> [Page extract]:
• • • • •

I haven’t seen any Snowies yet this winter on Cape Ann; there simply seem to be fewer that migrated to our region than there were several years ago when Hedwig was the star of the backshore.
These Snowy Owl photos were taken earlier in the month at Parker River. The dirt road, the one that begins after the Hellcat Trail, has reopened, although I wouldn’t recommend going there on the weekends, much better to go during the week. There are so many photographers and owl lovers on the weekends, especially in the afternoon, that it has become really disruptive to the owls, both the Snowies and Short-eared. Even though folks are very respectful and (most) stay on the road, the Short-eared Owls aren’t catching much food, as far as I can observe, when there are great crowds chasing them up and down the road.
A backlog of owl, and other wildlife pictures. Trying to find the time to sort through and will try to post a bunch this weekend. Here is a recent photo of a Short-eared Owl as the sun was setting. Beautiful creature, beautifully camouflaged.
Charlotte and I had a wonderful adventure morning checking on the owls at Plum Island. We observed several Harrier Hawks flying low over the marsh grass hunting for prey, a Short-eared Owl perched on a craggy tree, and a Snowy parked for the morning far out in the dunes. We played on the beach and she had a blast zooming up and down the boardwalk at lot no. 2.
Tiny white wedge in the distance
We next stopped at the refuge headquarters to play in the marsh boat that is part of the exhibit about the Great Salt Marsh. She brought along her own stuffed Snowy to join on the boat ride.
Next destination was a visit to see the farm friends at Tendercrop Farm. Currently in residence are a turkey, ginormous steer, pony, chickens, ducks, llama, and the sweetest miniature goat who is just wonderful with toddlers.
I purchased the best steaks we have ever had, Tendercrop’s own grass fed rib-eye, made even more magnificent cooked to perfection by Alex, with a beautiful red wine demi-glace.
Everything at Tendercrop Farm is always amazingly delicious. They have the freshest and best selection of fruits and vegetables during the winter months, bar none.
Great bunches of freshly cut pussy willows are for sale at Tendercrop
Last stop was lunch at the Ipswich Clambake. The owners and staff are just the most friendly. The clam chowder at the Clambake is perfection. Charlotte and I shared a mini super fresh fried clam appetizer and that, along with the chowder, made the best sort of lunch to top off our fun adventure morning.
Tendercrop Farm is located at 108 High Road, 1A, in Newbury.
Ipswich Clambake is located at 196 High Street, 1A, in Ipswich.
Marsh hawks gathered at night fall – a dozen or so Northern Harriers suddenly became visible, silhouetted against the orange sky, and seeming to hold a soiree of sorts.
Northern Harriers hunt during the day. They are the most owl-like of all hawks in that they hunt by sight and by sound. Northern Harriers even look a bit like Short-eared Owls.
Northern Harriers share the same habitat with Short-eared Owls. Skirmishes over territory between the two species often occur late in the day as the Harriers are settling in for the night and the Shorties are stepping out to hunt.

• • • • •

> [Extracted information]:

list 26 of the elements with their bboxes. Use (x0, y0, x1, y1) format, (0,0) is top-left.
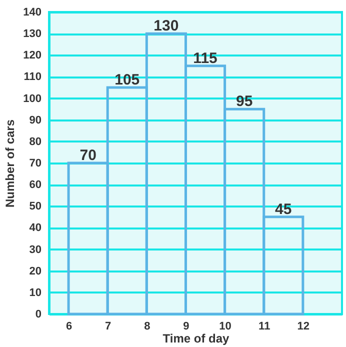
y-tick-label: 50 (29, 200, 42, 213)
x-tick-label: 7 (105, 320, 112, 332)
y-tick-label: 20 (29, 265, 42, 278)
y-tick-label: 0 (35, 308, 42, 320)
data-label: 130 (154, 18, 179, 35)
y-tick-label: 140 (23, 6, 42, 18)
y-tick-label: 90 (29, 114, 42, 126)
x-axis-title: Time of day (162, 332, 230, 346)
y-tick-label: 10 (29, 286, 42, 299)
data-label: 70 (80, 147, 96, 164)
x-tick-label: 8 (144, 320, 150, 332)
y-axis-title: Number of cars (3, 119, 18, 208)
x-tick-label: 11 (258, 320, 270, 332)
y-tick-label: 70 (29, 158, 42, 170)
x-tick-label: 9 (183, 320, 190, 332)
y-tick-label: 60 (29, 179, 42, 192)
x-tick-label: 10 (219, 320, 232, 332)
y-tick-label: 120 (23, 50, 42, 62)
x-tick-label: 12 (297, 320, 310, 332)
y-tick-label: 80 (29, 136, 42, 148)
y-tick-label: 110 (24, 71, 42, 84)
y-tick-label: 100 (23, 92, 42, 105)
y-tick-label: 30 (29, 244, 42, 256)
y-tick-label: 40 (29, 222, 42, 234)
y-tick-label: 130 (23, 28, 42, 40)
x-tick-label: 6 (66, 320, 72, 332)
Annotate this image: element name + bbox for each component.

• • • • •

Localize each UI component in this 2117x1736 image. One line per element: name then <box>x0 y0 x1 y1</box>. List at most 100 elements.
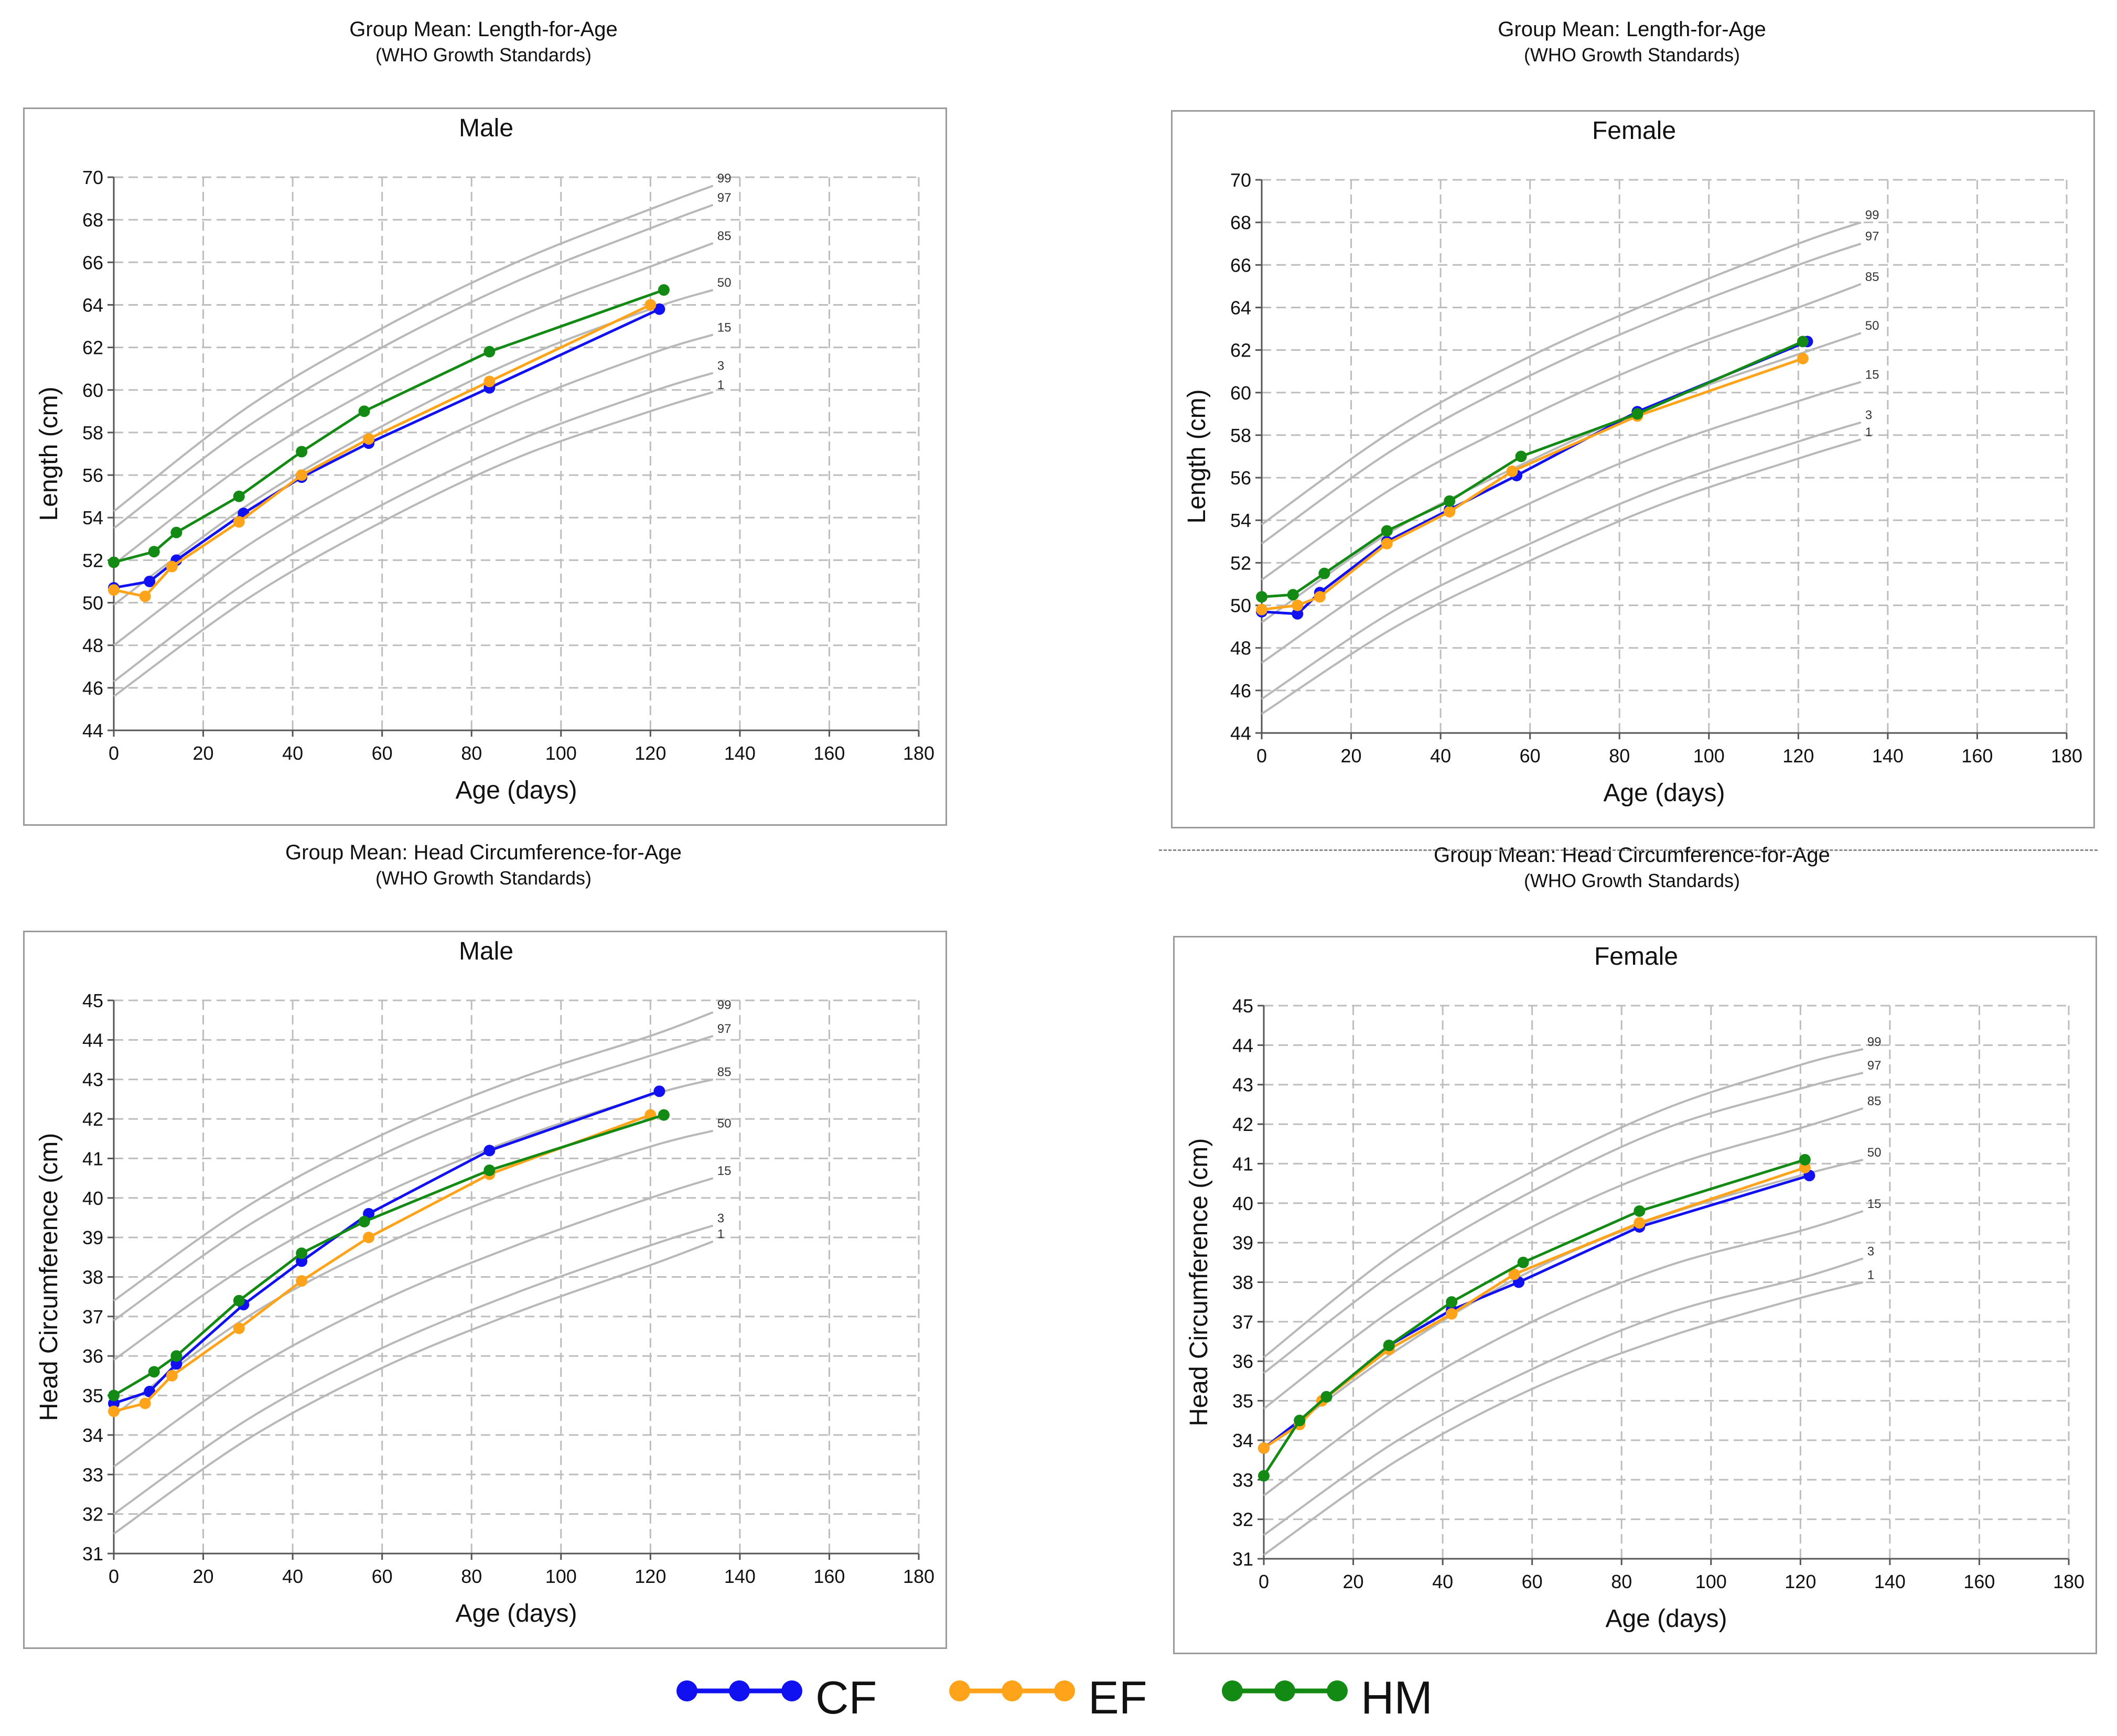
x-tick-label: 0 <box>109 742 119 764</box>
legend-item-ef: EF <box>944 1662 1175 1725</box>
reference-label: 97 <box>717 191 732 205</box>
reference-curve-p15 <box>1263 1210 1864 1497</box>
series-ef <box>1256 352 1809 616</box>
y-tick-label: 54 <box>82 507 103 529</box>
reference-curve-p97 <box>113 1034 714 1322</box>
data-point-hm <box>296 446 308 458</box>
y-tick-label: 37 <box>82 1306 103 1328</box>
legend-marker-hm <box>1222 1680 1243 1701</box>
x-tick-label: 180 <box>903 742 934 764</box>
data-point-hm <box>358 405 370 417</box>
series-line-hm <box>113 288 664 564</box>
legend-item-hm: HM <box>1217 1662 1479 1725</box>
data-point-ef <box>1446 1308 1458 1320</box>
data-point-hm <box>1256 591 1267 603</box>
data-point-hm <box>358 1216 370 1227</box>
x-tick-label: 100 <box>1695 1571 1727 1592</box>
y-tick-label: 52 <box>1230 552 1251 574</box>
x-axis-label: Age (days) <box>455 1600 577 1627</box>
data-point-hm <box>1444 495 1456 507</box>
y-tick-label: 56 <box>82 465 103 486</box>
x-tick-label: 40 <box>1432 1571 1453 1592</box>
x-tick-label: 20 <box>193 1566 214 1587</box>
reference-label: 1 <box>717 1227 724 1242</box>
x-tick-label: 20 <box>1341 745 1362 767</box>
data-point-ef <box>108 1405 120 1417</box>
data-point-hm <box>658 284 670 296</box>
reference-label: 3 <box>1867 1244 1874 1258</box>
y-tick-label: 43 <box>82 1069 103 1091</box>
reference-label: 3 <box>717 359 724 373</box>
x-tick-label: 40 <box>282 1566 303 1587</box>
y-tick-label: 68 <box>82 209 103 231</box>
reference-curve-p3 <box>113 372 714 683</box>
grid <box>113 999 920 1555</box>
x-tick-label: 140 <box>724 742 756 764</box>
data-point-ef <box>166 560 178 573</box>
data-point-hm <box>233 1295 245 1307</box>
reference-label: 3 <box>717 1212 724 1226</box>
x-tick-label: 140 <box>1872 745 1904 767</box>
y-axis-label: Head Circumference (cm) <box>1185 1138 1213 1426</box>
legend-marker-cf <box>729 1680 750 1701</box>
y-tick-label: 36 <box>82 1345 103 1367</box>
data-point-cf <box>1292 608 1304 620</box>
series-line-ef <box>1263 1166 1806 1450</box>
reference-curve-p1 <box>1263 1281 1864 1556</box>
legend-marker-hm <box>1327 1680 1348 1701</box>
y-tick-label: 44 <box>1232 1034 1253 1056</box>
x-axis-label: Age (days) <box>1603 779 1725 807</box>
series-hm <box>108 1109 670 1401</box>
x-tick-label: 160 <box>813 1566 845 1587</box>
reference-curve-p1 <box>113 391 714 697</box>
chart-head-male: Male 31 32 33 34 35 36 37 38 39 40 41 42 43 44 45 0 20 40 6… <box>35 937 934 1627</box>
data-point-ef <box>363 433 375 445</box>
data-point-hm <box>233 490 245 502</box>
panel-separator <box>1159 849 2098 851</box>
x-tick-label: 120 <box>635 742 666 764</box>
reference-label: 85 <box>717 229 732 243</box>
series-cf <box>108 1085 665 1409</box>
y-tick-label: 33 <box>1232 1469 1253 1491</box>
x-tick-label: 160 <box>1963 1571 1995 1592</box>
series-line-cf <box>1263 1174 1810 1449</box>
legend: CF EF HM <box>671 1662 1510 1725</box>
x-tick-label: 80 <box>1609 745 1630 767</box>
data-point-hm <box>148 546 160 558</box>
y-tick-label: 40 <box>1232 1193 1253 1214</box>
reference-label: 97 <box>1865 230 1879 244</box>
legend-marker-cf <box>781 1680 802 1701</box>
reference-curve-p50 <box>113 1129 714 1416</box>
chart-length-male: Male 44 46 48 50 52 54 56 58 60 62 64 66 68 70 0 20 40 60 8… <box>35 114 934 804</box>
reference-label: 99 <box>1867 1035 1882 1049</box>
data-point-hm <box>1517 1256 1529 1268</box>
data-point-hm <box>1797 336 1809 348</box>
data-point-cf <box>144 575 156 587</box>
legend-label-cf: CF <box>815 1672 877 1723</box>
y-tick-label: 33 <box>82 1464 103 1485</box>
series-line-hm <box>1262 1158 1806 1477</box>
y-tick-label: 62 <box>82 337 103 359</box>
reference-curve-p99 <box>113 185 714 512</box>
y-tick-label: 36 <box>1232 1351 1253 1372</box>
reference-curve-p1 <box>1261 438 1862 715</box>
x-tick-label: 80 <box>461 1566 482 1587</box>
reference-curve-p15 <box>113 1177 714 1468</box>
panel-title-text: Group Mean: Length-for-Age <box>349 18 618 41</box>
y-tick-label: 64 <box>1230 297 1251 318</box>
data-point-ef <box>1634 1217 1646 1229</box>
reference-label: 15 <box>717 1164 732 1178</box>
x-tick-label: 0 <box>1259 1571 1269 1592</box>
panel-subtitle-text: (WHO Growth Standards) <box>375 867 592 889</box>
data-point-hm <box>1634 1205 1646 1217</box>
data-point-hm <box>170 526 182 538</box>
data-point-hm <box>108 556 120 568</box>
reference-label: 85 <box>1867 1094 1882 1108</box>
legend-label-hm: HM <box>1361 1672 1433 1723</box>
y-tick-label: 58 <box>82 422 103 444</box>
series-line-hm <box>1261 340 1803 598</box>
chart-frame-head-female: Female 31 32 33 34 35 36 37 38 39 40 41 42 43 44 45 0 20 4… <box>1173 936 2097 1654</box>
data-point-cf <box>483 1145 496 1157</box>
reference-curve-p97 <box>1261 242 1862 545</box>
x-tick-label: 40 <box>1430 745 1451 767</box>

• • • • •

> [To-do list]:
1 – Answer these from the owl outing text:
(a) Where is Tendercrop Farm located?
(b) Which road at Parker River has reopened?
(c) What did Charlotte bring along to the marsh boat at the refuge headquarters?
2 – How many of the rows contain the string "item"? Case counts. Reply with the number alone.

> [Complete answers]:
1 –
(a) 108 High Road, 1A, in Newbury.
(b) The dirt road that begins after the Hellcat Trail.
(c) Her own stuffed Snowy.

2 – 2